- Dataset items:
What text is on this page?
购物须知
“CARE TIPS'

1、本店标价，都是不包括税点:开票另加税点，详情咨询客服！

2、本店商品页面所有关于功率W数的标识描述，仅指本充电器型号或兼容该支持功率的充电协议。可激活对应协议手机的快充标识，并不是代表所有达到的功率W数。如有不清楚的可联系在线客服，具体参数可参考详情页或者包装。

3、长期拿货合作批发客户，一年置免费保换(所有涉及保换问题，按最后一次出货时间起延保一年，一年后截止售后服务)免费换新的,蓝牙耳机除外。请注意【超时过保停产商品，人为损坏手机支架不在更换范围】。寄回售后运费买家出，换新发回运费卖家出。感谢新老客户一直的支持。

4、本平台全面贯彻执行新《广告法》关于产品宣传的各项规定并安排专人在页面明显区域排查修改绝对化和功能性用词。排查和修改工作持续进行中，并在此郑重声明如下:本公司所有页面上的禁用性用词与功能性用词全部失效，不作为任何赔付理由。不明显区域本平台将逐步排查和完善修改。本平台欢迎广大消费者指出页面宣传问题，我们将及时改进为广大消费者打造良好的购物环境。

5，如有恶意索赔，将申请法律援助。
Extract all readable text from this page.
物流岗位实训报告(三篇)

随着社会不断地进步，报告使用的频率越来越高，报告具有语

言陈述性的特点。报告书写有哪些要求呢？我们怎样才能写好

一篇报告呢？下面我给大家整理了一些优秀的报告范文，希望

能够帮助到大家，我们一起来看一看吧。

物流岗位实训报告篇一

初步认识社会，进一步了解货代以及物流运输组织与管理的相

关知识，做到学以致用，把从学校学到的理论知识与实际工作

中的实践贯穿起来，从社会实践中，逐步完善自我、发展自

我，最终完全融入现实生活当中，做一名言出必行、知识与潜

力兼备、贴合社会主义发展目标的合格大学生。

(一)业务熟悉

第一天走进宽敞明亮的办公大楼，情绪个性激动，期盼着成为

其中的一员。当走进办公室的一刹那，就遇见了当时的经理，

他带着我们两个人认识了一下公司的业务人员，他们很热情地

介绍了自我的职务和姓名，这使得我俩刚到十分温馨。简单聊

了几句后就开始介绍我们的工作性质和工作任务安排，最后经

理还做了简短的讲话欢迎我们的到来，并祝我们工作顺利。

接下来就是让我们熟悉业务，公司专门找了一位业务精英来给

- Your goal: Quote each line of the data above exactly as written.

- Answer to this exercise:
What text is on this page?
购物须知
“CARE TIPS'

1、本店标价，都是不包括税点:开票另加税点，详情咨询客服！

2、本店商品页面所有关于功率W数的标识描述，仅指本充电器型号或兼容该支持功率的充电协议。可激活对应协议手机的快充标识，并不是代表所有达到的功率W数。如有不清楚的可联系在线客服，具体参数可参考详情页或者包装。

3、长期拿货合作批发客户，一年置免费保换(所有涉及保换问题，按最后一次出货时间起延保一年，一年后截止售后服务)免费换新的,蓝牙耳机除外。请注意【超时过保停产商品，人为损坏手机支架不在更换范围】。寄回售后运费买家出，换新发回运费卖家出。感谢新老客户一直的支持。

4、本平台全面贯彻执行新《广告法》关于产品宣传的各项规定并安排专人在页面明显区域排查修改绝对化和功能性用词。排查和修改工作持续进行中，并在此郑重声明如下:本公司所有页面上的禁用性用词与功能性用词全部失效，不作为任何赔付理由。不明显区域本平台将逐步排查和完善修改。本平台欢迎广大消费者指出页面宣传问题，我们将及时改进为广大消费者打造良好的购物环境。

5，如有恶意索赔，将申请法律援助。
Extract all readable text from this page.
物流岗位实训报告(三篇)

随着社会不断地进步，报告使用的频率越来越高，报告具有语

言陈述性的特点。报告书写有哪些要求呢？我们怎样才能写好

一篇报告呢？下面我给大家整理了一些优秀的报告范文，希望

能够帮助到大家，我们一起来看一看吧。

物流岗位实训报告篇一

初步认识社会，进一步了解货代以及物流运输组织与管理的相

关知识，做到学以致用，把从学校学到的理论知识与实际工作

中的实践贯穿起来，从社会实践中，逐步完善自我、发展自

我，最终完全融入现实生活当中，做一名言出必行、知识与潜

力兼备、贴合社会主义发展目标的合格大学生。

(一)业务熟悉

第一天走进宽敞明亮的办公大楼，情绪个性激动，期盼着成为

其中的一员。当走进办公室的一刹那，就遇见了当时的经理，

他带着我们两个人认识了一下公司的业务人员，他们很热情地

介绍了自我的职务和姓名，这使得我俩刚到十分温馨。简单聊

了几句后就开始介绍我们的工作性质和工作任务安排，最后经

理还做了简短的讲话欢迎我们的到来，并祝我们工作顺利。

接下来就是让我们熟悉业务，公司专门找了一位业务精英来给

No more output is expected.